§ STATED PROBLEM
Keep the pictures out of the copy and print all the entries below exactly.

Items from a dataset
_____
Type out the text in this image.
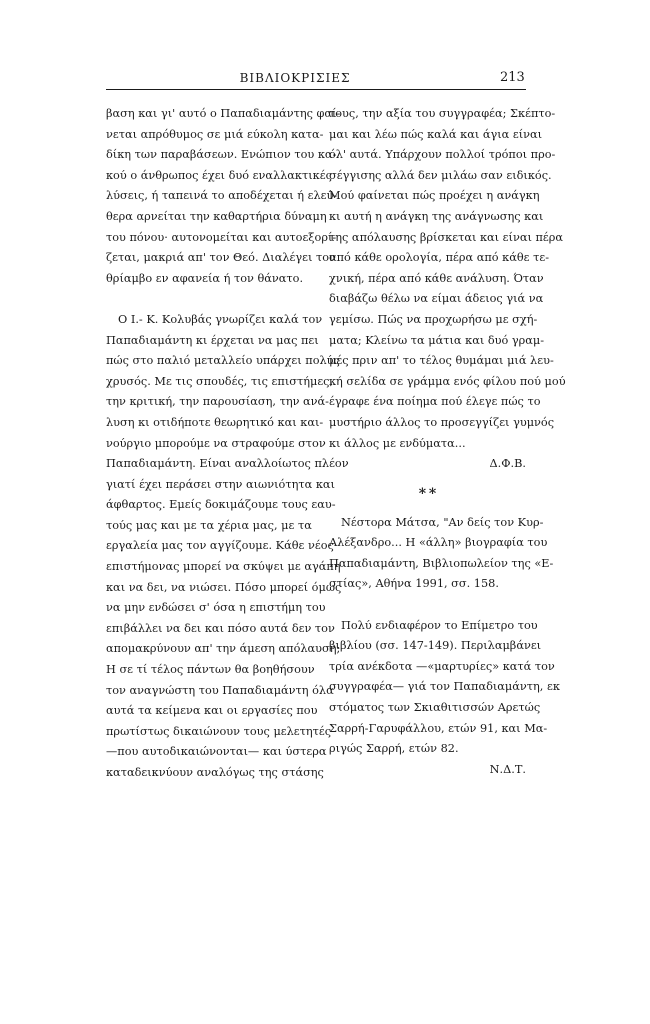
ΒΙΒΛΙΟΚΡΙΣΙΕΣ	213
βαση και γι' αυτό ο Παπαδιαμάντης φαί-
νεται απρόθυμος σε μιά εύκολη κατα-
δίκη των παραβάσεων. Ενώπιον του κα-
κού ο άνθρωπος έχει δυό εναλλακτικές
λύσεις, ή ταπεινά το αποδέχεται ή ελεύ-
θερα αρνείται την καθαρτήρια δύναμη
του πόνου· αυτονομείται και αυτοεξορί-
ζεται, μακριά απ' τον Θεό. Διαλέγει τον
θρίαμβο εν αφανεία ή τον θάνατο.
Ο Ι.- Κ. Κολυβάς γνωρίζει καλά τον
Παπαδιαμάντη κι έρχεται να μας πει
πώς στο παλιό μεταλλείο υπάρχει πολύς
χρυσός. Με τις σπουδές, τις επιστήμες,
την κριτική, την παρουσίαση, την ανά-
λυση κι οτιδήποτε θεωρητικό και και-
νούργιο μπορούμε να στραφούμε στον
Παπαδιαμάντη. Είναι αναλλοίωτος πλέον
γιατί έχει περάσει στην αιωνιότητα και
άφθαρτος. Εμείς δοκιμάζουμε τους εαυ-
τούς μας και με τα χέρια μας, με τα
εργαλεία μας τον αγγίζουμε. Κάθε νέος
επιστήμονας μπορεί να σκύψει με αγάπη
και να δει, να νιώσει. Πόσο μπορεί όμως
να μην ενδώσει σ' όσα η επιστήμη του
επιβάλλει να δει και πόσο αυτά δεν τον
απομακρύνουν απ' την άμεση απόλαυση;
Η σε τί τέλος πάντων θα βοηθήσουν
τον αναγνώστη του Παπαδιαμάντη όλα
αυτά τα κείμενα και οι εργασίες που
πρωτίστως δικαιώνουν τους μελετητές
—που αυτοδικαιώνονται— και ύστερα
καταδεικνύουν αναλόγως της στάσης
τους, την αξία του συγγραφέα; Σκέπτο-
μαι και λέω πώς καλά και άγια είναι
όλ' αυτά. Υπάρχουν πολλοί τρόποι προ-
σέγγισης αλλά δεν μιλάω σαν ειδικός.
Μού φαίνεται πώς προέχει η ανάγκη
κι αυτή η ανάγκη της ανάγνωσης και
της απόλαυσης βρίσκεται και είναι πέρα
από κάθε ορολογία, πέρα από κάθε τε-
χνική, πέρα από κάθε ανάλυση. Όταν
διαβάζω θέλω να είμαι άδειος γιά να
γεμίσω. Πώς να προχωρήσω με σχή-
ματα; Κλείνω τα μάτια και δυό γραμ-
μές πριν απ' το τέλος θυμάμαι μιά λευ-
κή σελίδα σε γράμμα ενός φίλου πού μού
έγραφε ένα ποίημα πού έλεγε πώς το
μυστήριο άλλος το προσεγγίζει γυμνός
κι άλλος με ενδύματα...
Δ.Φ.Β.
* *
Νέστορα Μάτσα, "Αν δείς τον Κυρ-
Αλέξανδρο... Η «άλλη» βιογραφία του
Παπαδιαμάντη, Βιβλιοπωλείον της «Ε-
στίας», Αθήνα 1991, σσ. 158.
Πολύ ενδιαφέρον το Επίμετρο του
βιβλίου (σσ. 147-149). Περιλαμβάνει
τρία ανέκδοτα —«μαρτυρίες» κατά τον
συγγραφέα— γιά τον Παπαδιαμάντη, εκ
στόματος των Σκιαθιτισσών Αρετώς
Σαρρή-Γαρυφάλλου, ετών 91, και Μα-
ριγώς Σαρρή, ετών 82.
Ν.Δ.Τ.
_____
§ TASK SOLUTION
Type out the text in this image.
ΒΙΒΛΙΟΚΡΙΣΙΕΣ	213
βαση και γι' αυτό ο Παπαδιαμάντης φαί-
νεται απρόθυμος σε μιά εύκολη κατα-
δίκη των παραβάσεων. Ενώπιον του κα-
κού ο άνθρωπος έχει δυό εναλλακτικές
λύσεις, ή ταπεινά το αποδέχεται ή ελεύ-
θερα αρνείται την καθαρτήρια δύναμη
του πόνου· αυτονομείται και αυτοεξορί-
ζεται, μακριά απ' τον Θεό. Διαλέγει τον
θρίαμβο εν αφανεία ή τον θάνατο.
Ο Ι.- Κ. Κολυβάς γνωρίζει καλά τον
Παπαδιαμάντη κι έρχεται να μας πει
πώς στο παλιό μεταλλείο υπάρχει πολύς
χρυσός. Με τις σπουδές, τις επιστήμες,
την κριτική, την παρουσίαση, την ανά-
λυση κι οτιδήποτε θεωρητικό και και-
νούργιο μπορούμε να στραφούμε στον
Παπαδιαμάντη. Είναι αναλλοίωτος πλέον
γιατί έχει περάσει στην αιωνιότητα και
άφθαρτος. Εμείς δοκιμάζουμε τους εαυ-
τούς μας και με τα χέρια μας, με τα
εργαλεία μας τον αγγίζουμε. Κάθε νέος
επιστήμονας μπορεί να σκύψει με αγάπη
και να δει, να νιώσει. Πόσο μπορεί όμως
να μην ενδώσει σ' όσα η επιστήμη του
επιβάλλει να δει και πόσο αυτά δεν τον
απομακρύνουν απ' την άμεση απόλαυση;
Η σε τί τέλος πάντων θα βοηθήσουν
τον αναγνώστη του Παπαδιαμάντη όλα
αυτά τα κείμενα και οι εργασίες που
πρωτίστως δικαιώνουν τους μελετητές
—που αυτοδικαιώνονται— και ύστερα
καταδεικνύουν αναλόγως της στάσης
τους, την αξία του συγγραφέα; Σκέπτο-
μαι και λέω πώς καλά και άγια είναι
όλ' αυτά. Υπάρχουν πολλοί τρόποι προ-
σέγγισης αλλά δεν μιλάω σαν ειδικός.
Μού φαίνεται πώς προέχει η ανάγκη
κι αυτή η ανάγκη της ανάγνωσης και
της απόλαυσης βρίσκεται και είναι πέρα
από κάθε ορολογία, πέρα από κάθε τε-
χνική, πέρα από κάθε ανάλυση. Όταν
διαβάζω θέλω να είμαι άδειος γιά να
γεμίσω. Πώς να προχωρήσω με σχή-
ματα; Κλείνω τα μάτια και δυό γραμ-
μές πριν απ' το τέλος θυμάμαι μιά λευ-
κή σελίδα σε γράμμα ενός φίλου πού μού
έγραφε ένα ποίημα πού έλεγε πώς το
μυστήριο άλλος το προσεγγίζει γυμνός
κι άλλος με ενδύματα...
Δ.Φ.Β.
* *
Νέστορα Μάτσα, "Αν δείς τον Κυρ-
Αλέξανδρο... Η «άλλη» βιογραφία του
Παπαδιαμάντη, Βιβλιοπωλείον της «Ε-
στίας», Αθήνα 1991, σσ. 158.
Πολύ ενδιαφέρον το Επίμετρο του
βιβλίου (σσ. 147-149). Περιλαμβάνει
τρία ανέκδοτα —«μαρτυρίες» κατά τον
συγγραφέα— γιά τον Παπαδιαμάντη, εκ
στόματος των Σκιαθιτισσών Αρετώς
Σαρρή-Γαρυφάλλου, ετών 91, και Μα-
ριγώς Σαρρή, ετών 82.
Ν.Δ.Τ.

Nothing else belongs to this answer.